Given entries:
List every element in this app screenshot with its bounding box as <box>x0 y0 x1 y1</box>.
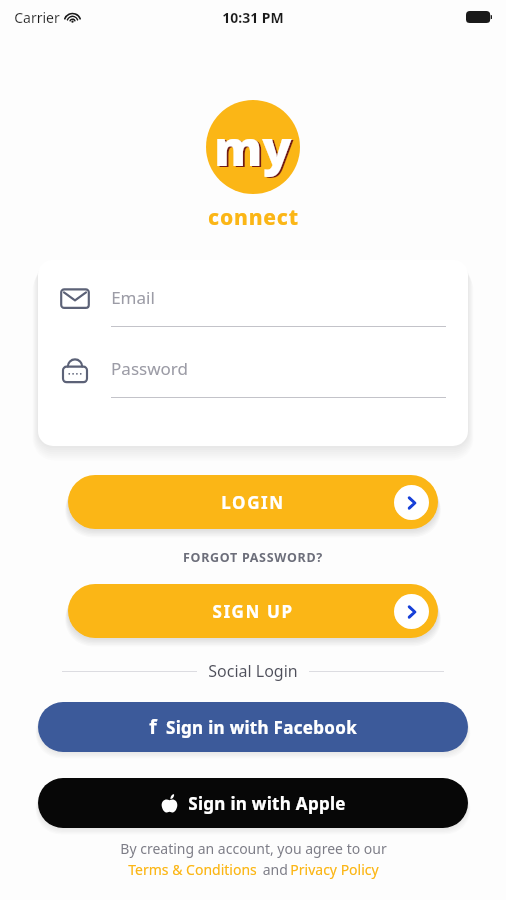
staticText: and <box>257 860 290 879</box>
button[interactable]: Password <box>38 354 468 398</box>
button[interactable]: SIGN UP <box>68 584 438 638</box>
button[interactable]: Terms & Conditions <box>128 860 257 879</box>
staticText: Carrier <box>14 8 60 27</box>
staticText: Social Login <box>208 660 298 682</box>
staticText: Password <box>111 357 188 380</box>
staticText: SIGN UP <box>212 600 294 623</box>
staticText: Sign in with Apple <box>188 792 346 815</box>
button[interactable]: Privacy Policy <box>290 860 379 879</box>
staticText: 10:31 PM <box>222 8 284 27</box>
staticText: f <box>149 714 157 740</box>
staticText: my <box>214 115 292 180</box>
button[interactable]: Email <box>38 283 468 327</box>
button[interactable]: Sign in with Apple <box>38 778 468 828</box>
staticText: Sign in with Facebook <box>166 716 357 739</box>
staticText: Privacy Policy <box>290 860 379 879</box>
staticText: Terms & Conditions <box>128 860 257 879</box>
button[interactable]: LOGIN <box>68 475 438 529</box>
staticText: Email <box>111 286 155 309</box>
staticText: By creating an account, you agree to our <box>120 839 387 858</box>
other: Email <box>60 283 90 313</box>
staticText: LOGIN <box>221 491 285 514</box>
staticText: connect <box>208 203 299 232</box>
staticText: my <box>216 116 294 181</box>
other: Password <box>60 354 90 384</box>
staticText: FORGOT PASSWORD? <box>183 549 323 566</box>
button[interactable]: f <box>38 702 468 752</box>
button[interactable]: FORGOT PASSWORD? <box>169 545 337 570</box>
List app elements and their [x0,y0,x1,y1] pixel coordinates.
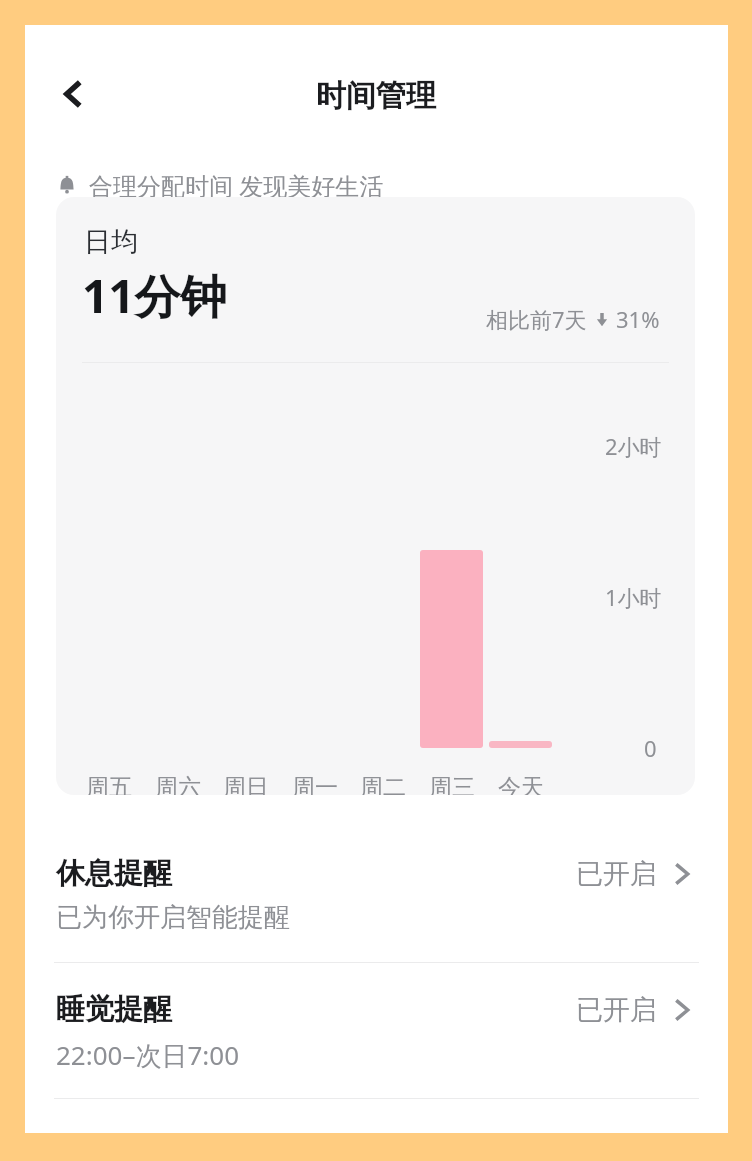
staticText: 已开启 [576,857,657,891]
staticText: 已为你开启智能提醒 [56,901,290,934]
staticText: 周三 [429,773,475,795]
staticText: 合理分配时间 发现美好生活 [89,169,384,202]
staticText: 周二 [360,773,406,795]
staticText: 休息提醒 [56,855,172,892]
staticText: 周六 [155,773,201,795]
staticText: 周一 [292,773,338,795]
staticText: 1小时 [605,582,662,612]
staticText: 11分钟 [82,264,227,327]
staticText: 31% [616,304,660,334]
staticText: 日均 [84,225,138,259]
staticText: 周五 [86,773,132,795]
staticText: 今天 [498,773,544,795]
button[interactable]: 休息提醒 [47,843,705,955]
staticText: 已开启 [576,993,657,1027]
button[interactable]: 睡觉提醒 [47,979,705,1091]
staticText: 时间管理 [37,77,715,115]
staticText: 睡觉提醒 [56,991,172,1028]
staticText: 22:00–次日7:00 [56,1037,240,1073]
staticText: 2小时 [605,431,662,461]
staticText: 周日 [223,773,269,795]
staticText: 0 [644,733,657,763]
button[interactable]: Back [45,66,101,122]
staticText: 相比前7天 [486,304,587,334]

What is asked: Please show every line in the entries above that contains the string "休息提醒", copying each one in full. Matches must be case-sensitive.

Problem solution:
staticText: 休息提醒 [56,855,172,892]
button[interactable]: 休息提醒 [47,843,705,955]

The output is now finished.